Task details
Go through the entries below and print each one exactly, leaving out pictures.

Extracted data

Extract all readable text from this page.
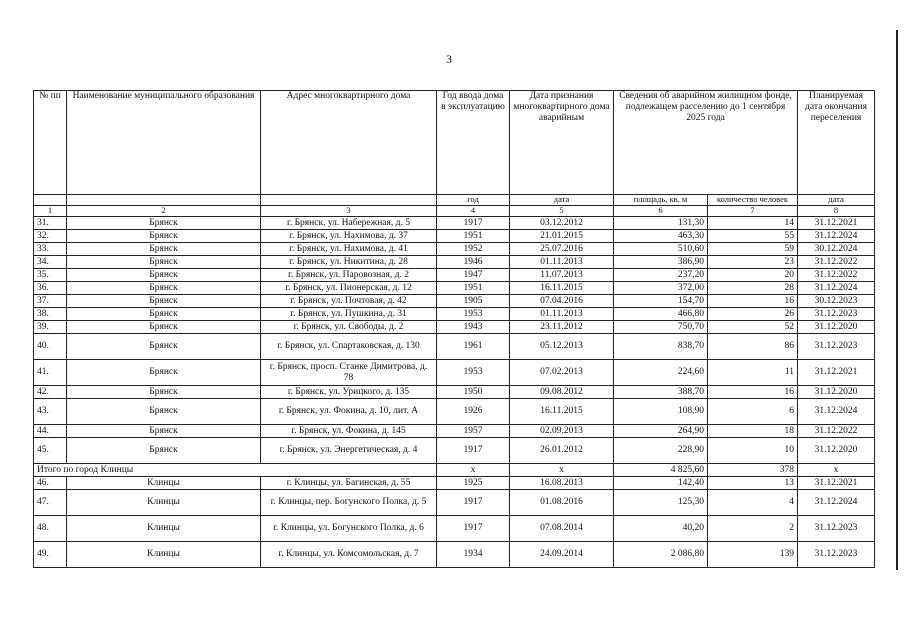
3
№ пп	Наименование муниципального образования	Адрес многоквартирного дома	Год ввода дома в эксплуатацию	Дата признания многоквартирного дома аварийным	Сведения об аварийном жилищном фонде, подлежащем расселению до 1 сентября 2025 года		Планируемая дата окончания переселения
			год	дата	площадь, кв. м	количество человек	дата
1	2	3	4	5	6	7	8
31.	Брянск	г. Брянск, ул. Набережная, д. 5	1917	03.12.2012	131,30	14	31.12.2021
32.	Брянск	г. Брянск, ул. Нахимова, д. 37	1951	21.01.2015	463,30	55	31.12.2024
33.	Брянск	г. Брянск, ул. Нахимова, д. 41	1952	25.07.2016	510,60	59	30.12.2024
34.	Брянск	г. Брянск, ул. Никитина, д. 28	1946	01.11.2013	386,90	23	31.12.2022
35.	Брянск	г. Брянск, ул. Паровозная, д. 2	1947	11.07.2013	237,20	20	31.12.2022
36.	Брянск	г. Брянск, ул. Пионерская, д. 12	1951	16.11.2015	372,00	28	31.12.2024
37.	Брянск	г. Брянск, ул. Почтовая, д. 42	1905	07.04.2016	154,70	16	30.12.2023
38.	Брянск	г. Брянск, ул. Пушкина, д. 31	1953	01.11.2013	466,80	26	31.12.2023
39.	Брянск	г. Брянск, ул. Свободы, д. 2	1943	23.11.2012	750,70	52	31.12.2020
40.	Брянск	г. Брянск, ул. Спартаковская, д. 130	1961	05.12.2013	838,70	86	31.12.2023
41.	Брянск	г. Брянск, просп. Станке Димитрова, д. 78	1953	07.02.2013	224,60	11	31.12.2021
42.	Брянск	г. Брянск, ул. Урицкого, д. 135	1950	09.08.2012	388,70	16	31.12.2020
43.	Брянск	г. Брянск, ул. Фокина, д. 10, лит. А	1926	16.11.2015	108,90	6	31.12.2024
44.	Брянск	г. Брянск, ул. Фокина, д. 145	1957	02.09.2013	264,90	18	31.12.2022
45.	Брянск	г. Брянск, ул. Энергетическая, д. 4	1917	26.01.2012	228,90	10	31.12.2020
Итого по город Клинцы			х	х	4 825,60	378	х
46.	Клинцы	г. Клинцы, ул. Багинская, д. 55	1925	16.08.2013	142,40	13	31.12.2021
47.	Клинцы	г. Клинцы, пер. Богунского Полка, д. 5	1917	01.08.2016	125,30	4	31.12.2024
48.	Клинцы	г. Клинцы, ул. Богунского Полка, д. 6	1917	07.08.2014	40,20	2	31.12.2023
49.	Клинцы	г. Клинцы, ул. Комсомольская, д. 7	1934	24.09.2014	2 086,80	139	31.12.2023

The reply
Extract all readable text from this page.
3
№ пп	Наименование муниципального образования	Адрес многоквартирного дома	Год ввода дома в эксплуатацию	Дата признания многоквартирного дома аварийным	Сведения об аварийном жилищном фонде, подлежащем расселению до 1 сентября 2025 года		Планируемая дата окончания переселения
			год	дата	площадь, кв. м	количество человек	дата
1	2	3	4	5	6	7	8
31.	Брянск	г. Брянск, ул. Набережная, д. 5	1917	03.12.2012	131,30	14	31.12.2021
32.	Брянск	г. Брянск, ул. Нахимова, д. 37	1951	21.01.2015	463,30	55	31.12.2024
33.	Брянск	г. Брянск, ул. Нахимова, д. 41	1952	25.07.2016	510,60	59	30.12.2024
34.	Брянск	г. Брянск, ул. Никитина, д. 28	1946	01.11.2013	386,90	23	31.12.2022
35.	Брянск	г. Брянск, ул. Паровозная, д. 2	1947	11.07.2013	237,20	20	31.12.2022
36.	Брянск	г. Брянск, ул. Пионерская, д. 12	1951	16.11.2015	372,00	28	31.12.2024
37.	Брянск	г. Брянск, ул. Почтовая, д. 42	1905	07.04.2016	154,70	16	30.12.2023
38.	Брянск	г. Брянск, ул. Пушкина, д. 31	1953	01.11.2013	466,80	26	31.12.2023
39.	Брянск	г. Брянск, ул. Свободы, д. 2	1943	23.11.2012	750,70	52	31.12.2020
40.	Брянск	г. Брянск, ул. Спартаковская, д. 130	1961	05.12.2013	838,70	86	31.12.2023
41.	Брянск	г. Брянск, просп. Станке Димитрова, д. 78	1953	07.02.2013	224,60	11	31.12.2021
42.	Брянск	г. Брянск, ул. Урицкого, д. 135	1950	09.08.2012	388,70	16	31.12.2020
43.	Брянск	г. Брянск, ул. Фокина, д. 10, лит. А	1926	16.11.2015	108,90	6	31.12.2024
44.	Брянск	г. Брянск, ул. Фокина, д. 145	1957	02.09.2013	264,90	18	31.12.2022
45.	Брянск	г. Брянск, ул. Энергетическая, д. 4	1917	26.01.2012	228,90	10	31.12.2020
Итого по город Клинцы			х	х	4 825,60	378	х
46.	Клинцы	г. Клинцы, ул. Багинская, д. 55	1925	16.08.2013	142,40	13	31.12.2021
47.	Клинцы	г. Клинцы, пер. Богунского Полка, д. 5	1917	01.08.2016	125,30	4	31.12.2024
48.	Клинцы	г. Клинцы, ул. Богунского Полка, д. 6	1917	07.08.2014	40,20	2	31.12.2023
49.	Клинцы	г. Клинцы, ул. Комсомольская, д. 7	1934	24.09.2014	2 086,80	139	31.12.2023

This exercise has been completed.